MATERIAL PROVIDED —
==================================================

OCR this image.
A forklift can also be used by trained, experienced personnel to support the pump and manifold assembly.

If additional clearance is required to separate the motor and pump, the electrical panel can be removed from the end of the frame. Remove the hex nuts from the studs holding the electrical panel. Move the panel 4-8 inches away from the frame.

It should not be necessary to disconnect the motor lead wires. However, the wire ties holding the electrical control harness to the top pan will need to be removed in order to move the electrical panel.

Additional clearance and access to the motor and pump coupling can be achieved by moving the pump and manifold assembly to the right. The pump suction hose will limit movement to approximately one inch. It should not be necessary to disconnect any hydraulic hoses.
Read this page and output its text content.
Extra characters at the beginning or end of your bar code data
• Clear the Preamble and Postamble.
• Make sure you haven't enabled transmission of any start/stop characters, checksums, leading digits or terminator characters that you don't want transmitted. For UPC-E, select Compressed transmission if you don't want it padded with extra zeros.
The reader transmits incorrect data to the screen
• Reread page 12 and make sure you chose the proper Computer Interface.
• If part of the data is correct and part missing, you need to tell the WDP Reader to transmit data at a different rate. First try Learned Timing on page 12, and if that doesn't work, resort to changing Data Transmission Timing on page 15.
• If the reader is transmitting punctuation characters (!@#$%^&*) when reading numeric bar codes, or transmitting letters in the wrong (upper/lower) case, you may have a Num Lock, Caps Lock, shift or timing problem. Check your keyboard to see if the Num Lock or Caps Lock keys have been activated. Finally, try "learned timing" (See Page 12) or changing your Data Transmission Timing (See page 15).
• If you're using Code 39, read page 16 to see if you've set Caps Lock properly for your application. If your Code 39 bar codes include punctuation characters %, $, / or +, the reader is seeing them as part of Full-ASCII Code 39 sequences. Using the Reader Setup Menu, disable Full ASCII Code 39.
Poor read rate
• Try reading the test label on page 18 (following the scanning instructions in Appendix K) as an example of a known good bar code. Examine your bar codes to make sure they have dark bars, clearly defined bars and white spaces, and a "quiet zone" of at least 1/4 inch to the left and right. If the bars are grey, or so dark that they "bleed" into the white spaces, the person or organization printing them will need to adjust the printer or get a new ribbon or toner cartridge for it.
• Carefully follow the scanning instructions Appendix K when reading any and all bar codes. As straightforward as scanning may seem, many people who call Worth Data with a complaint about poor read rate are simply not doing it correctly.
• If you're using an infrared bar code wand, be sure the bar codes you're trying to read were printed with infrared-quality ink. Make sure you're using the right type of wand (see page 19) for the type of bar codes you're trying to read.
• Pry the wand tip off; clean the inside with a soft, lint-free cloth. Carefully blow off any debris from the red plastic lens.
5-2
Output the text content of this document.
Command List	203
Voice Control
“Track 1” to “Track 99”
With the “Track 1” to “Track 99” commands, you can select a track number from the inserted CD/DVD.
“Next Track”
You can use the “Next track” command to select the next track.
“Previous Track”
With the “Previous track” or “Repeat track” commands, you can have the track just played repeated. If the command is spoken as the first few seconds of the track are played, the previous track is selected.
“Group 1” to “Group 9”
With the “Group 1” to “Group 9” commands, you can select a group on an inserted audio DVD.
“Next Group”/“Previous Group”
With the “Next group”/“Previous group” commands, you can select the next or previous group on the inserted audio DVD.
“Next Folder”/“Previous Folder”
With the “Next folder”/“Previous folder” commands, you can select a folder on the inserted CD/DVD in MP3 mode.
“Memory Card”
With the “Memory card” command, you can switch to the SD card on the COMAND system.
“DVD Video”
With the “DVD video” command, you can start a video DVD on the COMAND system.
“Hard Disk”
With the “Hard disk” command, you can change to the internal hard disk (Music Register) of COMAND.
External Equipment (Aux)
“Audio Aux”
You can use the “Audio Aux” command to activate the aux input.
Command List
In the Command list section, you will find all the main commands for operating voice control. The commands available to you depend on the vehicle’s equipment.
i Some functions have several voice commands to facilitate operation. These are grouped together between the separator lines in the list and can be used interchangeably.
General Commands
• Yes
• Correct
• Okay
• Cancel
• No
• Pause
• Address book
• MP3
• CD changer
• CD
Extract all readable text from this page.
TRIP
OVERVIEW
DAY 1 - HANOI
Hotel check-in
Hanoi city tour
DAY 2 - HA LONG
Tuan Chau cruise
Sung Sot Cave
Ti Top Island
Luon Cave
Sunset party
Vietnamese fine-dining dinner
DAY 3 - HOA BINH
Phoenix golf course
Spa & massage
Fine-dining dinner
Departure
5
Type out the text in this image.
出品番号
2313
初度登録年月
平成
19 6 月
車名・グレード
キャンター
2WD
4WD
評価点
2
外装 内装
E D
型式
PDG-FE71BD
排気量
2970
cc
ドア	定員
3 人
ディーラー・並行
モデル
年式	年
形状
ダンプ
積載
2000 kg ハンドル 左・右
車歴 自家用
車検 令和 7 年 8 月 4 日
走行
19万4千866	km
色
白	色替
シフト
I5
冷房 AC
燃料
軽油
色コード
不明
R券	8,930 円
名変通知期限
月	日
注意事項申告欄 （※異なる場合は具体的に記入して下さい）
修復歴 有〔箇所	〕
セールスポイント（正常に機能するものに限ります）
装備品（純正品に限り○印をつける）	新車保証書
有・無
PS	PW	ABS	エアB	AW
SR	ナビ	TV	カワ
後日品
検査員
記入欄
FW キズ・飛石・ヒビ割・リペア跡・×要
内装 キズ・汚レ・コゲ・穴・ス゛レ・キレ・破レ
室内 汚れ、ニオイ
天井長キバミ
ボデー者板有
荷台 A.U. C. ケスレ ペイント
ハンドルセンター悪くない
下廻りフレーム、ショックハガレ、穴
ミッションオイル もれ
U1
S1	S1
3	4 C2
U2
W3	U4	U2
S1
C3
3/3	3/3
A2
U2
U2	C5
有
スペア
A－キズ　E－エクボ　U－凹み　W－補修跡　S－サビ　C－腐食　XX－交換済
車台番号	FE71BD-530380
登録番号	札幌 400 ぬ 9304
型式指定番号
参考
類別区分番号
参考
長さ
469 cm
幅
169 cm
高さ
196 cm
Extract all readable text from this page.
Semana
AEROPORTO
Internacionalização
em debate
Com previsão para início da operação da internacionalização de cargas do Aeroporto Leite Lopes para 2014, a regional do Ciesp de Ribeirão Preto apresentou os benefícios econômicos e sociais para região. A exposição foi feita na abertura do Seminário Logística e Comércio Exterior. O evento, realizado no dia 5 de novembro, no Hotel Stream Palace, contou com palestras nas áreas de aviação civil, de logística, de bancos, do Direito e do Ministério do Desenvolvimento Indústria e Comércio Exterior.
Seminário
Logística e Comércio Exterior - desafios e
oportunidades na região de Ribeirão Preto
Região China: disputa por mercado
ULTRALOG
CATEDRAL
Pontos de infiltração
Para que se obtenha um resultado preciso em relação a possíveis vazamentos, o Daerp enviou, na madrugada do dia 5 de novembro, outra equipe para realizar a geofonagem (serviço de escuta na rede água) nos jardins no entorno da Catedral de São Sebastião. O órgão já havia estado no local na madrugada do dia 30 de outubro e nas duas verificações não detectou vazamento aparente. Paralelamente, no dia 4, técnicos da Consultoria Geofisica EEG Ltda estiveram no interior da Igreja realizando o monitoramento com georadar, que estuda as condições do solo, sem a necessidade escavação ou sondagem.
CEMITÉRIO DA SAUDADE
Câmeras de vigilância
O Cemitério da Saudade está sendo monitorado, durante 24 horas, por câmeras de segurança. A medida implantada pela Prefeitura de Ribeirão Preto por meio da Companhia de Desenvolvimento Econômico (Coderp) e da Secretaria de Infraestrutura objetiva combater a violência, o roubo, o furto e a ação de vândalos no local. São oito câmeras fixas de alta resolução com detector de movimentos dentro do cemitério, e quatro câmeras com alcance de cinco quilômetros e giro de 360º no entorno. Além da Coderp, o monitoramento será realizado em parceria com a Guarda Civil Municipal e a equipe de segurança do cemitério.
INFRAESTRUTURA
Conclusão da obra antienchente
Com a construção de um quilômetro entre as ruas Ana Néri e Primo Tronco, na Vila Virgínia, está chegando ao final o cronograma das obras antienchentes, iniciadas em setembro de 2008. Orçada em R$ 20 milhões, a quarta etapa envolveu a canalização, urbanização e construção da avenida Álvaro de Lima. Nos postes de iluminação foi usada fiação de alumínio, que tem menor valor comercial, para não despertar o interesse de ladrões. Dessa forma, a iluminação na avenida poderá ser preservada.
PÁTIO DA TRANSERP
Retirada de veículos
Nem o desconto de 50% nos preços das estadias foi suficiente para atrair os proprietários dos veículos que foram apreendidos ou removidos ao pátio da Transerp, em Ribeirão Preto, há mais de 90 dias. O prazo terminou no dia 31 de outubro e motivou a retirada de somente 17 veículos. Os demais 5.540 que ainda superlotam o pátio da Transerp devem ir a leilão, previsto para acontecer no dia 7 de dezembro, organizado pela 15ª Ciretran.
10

==================================================

PROBLEM DETAILS —
Tally the lines in this data that hold the word "instructions" and state only the count.

WRITTEN SOLUTION —
2